* [What is asked]: Return the number of lines holding "Мелихово", with nothing added.

* [Records shown]:
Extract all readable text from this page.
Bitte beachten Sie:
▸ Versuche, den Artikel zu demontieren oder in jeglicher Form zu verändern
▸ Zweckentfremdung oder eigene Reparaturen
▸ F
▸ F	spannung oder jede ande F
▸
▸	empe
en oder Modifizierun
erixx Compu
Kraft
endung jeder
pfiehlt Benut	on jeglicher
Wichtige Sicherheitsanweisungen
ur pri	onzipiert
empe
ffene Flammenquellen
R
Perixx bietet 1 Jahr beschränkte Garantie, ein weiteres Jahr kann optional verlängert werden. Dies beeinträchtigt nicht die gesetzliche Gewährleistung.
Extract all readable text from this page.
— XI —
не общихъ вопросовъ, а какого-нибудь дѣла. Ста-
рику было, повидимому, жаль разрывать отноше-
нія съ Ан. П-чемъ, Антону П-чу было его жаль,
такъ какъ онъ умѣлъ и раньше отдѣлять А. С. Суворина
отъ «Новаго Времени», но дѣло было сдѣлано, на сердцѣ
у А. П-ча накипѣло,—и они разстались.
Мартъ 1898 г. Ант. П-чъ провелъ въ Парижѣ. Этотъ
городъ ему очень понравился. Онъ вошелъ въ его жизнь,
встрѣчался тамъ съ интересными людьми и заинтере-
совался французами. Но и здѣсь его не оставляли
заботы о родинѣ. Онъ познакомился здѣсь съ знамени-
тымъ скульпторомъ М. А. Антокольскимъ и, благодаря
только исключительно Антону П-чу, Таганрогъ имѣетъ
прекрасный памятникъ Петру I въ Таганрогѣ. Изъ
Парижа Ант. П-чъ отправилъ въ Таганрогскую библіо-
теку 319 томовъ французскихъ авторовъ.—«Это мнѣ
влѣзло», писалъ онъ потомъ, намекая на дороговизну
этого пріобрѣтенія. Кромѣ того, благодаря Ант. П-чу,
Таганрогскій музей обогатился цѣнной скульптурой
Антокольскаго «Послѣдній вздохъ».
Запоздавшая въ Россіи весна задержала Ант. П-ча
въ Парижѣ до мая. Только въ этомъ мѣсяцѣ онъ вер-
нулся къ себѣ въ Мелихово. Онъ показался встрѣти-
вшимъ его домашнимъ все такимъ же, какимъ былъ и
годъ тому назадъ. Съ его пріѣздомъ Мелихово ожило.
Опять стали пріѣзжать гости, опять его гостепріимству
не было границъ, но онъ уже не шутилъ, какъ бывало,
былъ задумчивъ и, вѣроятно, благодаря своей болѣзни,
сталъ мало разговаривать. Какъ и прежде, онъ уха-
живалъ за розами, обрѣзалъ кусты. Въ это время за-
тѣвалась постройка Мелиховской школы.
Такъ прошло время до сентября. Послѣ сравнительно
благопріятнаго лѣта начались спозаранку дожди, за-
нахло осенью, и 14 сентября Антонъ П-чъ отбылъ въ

* [Output for this exercise]: 2